■ **AIM**
Recast all of the data below as a single numbered list, one line per item, omitting any blank lines.

■ **PROVIDED MATERIAL**
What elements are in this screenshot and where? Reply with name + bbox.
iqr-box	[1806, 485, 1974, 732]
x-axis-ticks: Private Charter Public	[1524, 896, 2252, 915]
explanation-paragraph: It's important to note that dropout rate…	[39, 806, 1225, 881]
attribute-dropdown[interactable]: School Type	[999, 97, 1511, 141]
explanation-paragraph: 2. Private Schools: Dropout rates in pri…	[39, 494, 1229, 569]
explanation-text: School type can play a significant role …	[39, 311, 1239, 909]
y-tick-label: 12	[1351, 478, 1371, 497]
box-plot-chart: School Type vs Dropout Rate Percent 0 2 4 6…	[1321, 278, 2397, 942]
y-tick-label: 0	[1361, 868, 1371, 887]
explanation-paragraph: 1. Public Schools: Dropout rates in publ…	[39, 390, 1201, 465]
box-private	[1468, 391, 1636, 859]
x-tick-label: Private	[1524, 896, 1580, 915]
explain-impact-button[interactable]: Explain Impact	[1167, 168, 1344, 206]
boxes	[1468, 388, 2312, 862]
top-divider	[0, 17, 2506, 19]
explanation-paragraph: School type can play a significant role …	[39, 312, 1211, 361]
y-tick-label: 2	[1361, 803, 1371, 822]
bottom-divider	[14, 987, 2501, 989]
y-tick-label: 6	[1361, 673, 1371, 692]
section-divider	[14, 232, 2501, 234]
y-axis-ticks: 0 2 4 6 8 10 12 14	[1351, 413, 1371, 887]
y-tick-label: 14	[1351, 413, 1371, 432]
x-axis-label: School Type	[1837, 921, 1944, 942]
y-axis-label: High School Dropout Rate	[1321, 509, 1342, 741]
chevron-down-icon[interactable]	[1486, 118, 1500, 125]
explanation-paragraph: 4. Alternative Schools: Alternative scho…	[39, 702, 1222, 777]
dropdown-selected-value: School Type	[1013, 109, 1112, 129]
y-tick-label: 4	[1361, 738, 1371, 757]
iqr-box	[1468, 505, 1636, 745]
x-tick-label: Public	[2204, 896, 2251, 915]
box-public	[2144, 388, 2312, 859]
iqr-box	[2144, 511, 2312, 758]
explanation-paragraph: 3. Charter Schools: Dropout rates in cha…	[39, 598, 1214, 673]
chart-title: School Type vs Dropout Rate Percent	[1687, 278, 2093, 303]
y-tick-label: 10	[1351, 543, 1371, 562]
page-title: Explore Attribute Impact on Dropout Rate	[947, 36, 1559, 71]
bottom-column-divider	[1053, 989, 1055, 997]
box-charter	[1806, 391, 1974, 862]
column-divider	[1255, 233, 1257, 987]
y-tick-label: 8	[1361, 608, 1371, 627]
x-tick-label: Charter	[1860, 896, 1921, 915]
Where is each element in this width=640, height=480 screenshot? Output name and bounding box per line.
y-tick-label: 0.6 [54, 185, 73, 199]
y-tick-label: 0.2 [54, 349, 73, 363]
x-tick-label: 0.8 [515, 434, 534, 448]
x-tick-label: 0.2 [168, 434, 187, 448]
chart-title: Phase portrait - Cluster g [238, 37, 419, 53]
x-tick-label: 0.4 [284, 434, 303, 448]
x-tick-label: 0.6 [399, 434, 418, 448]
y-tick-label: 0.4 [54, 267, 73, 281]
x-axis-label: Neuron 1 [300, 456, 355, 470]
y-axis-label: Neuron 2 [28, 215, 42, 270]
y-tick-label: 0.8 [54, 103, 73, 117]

■ **REPLY TO THE EXERCISE**
1. What elements are in this screenshot and where? Reply with name + bbox.
2. iqr-box	[1806, 485, 1974, 732]
3. x-axis-ticks: Private Charter Public	[1524, 896, 2252, 915]
4. explanation-paragraph: It's important to note that dropout rate…	[39, 806, 1225, 881]
5. attribute-dropdown[interactable]: School Type	[999, 97, 1511, 141]
6. explanation-paragraph: 2. Private Schools: Dropout rates in pri…	[39, 494, 1229, 569]
7. explanation-text: School type can play a significant role …	[39, 311, 1239, 909]
8. y-tick-label: 12	[1351, 478, 1371, 497]
9. box-plot-chart: School Type vs Dropout Rate Percent 0 2 4 6…	[1321, 278, 2397, 942]
10. y-tick-label: 0	[1361, 868, 1371, 887]
11. explanation-paragraph: 1. Public Schools: Dropout rates in publ…	[39, 390, 1201, 465]
12. box-private	[1468, 391, 1636, 859]
13. x-tick-label: Private	[1524, 896, 1580, 915]
14. explain-impact-button[interactable]: Explain Impact	[1167, 168, 1344, 206]
15. boxes	[1468, 388, 2312, 862]
16. top-divider	[0, 17, 2506, 19]
17. explanation-paragraph: School type can play a significant role …	[39, 312, 1211, 361]
18. y-tick-label: 2	[1361, 803, 1371, 822]
19. bottom-divider	[14, 987, 2501, 989]
20. y-tick-label: 6	[1361, 673, 1371, 692]
21. section-divider	[14, 232, 2501, 234]
22. y-axis-ticks: 0 2 4 6 8 10 12 14	[1351, 413, 1371, 887]
23. y-tick-label: 14	[1351, 413, 1371, 432]
24. x-axis-label: School Type	[1837, 921, 1944, 942]
25. y-axis-label: High School Dropout Rate	[1321, 509, 1342, 741]
26. chevron-down-icon[interactable]	[1486, 118, 1500, 125]
27. explanation-paragraph: 4. Alternative Schools: Alternative scho…	[39, 702, 1222, 777]
28. dropdown-selected-value: School Type	[1013, 109, 1112, 129]
29. y-tick-label: 4	[1361, 738, 1371, 757]
30. iqr-box	[1468, 505, 1636, 745]
31. x-tick-label: Public	[2204, 896, 2251, 915]
32. box-public	[2144, 388, 2312, 859]
33. iqr-box	[2144, 511, 2312, 758]
34. explanation-paragraph: 3. Charter Schools: Dropout rates in cha…	[39, 598, 1214, 673]
35. chart-title: School Type vs Dropout Rate Percent	[1687, 278, 2093, 303]
36. y-tick-label: 10	[1351, 543, 1371, 562]
37. page-title: Explore Attribute Impact on Dropout Rate	[947, 36, 1559, 71]
38. bottom-column-divider	[1053, 989, 1055, 997]
39. box-charter	[1806, 391, 1974, 862]
40. column-divider	[1255, 233, 1257, 987]
41. y-tick-label: 8	[1361, 608, 1371, 627]
42. x-tick-label: Charter	[1860, 896, 1921, 915]
43. Where is each element in this width=640, height=480 screenshot? Output name and bounding box per line.
44. y-tick-label: 0.6 [54, 185, 73, 199]
45. y-tick-label: 0.2 [54, 349, 73, 363]
46. x-tick-label: 0.8 [515, 434, 534, 448]
47. x-tick-label: 0.2 [168, 434, 187, 448]
48. chart-title: Phase portrait - Cluster g [238, 37, 419, 53]
49. x-tick-label: 0.4 [284, 434, 303, 448]
50. x-tick-label: 0.6 [399, 434, 418, 448]
51. y-tick-label: 0.4 [54, 267, 73, 281]
52. x-axis-label: Neuron 1 [300, 456, 355, 470]
53. y-axis-label: Neuron 2 [28, 215, 42, 270]
54. y-tick-label: 0.8 [54, 103, 73, 117]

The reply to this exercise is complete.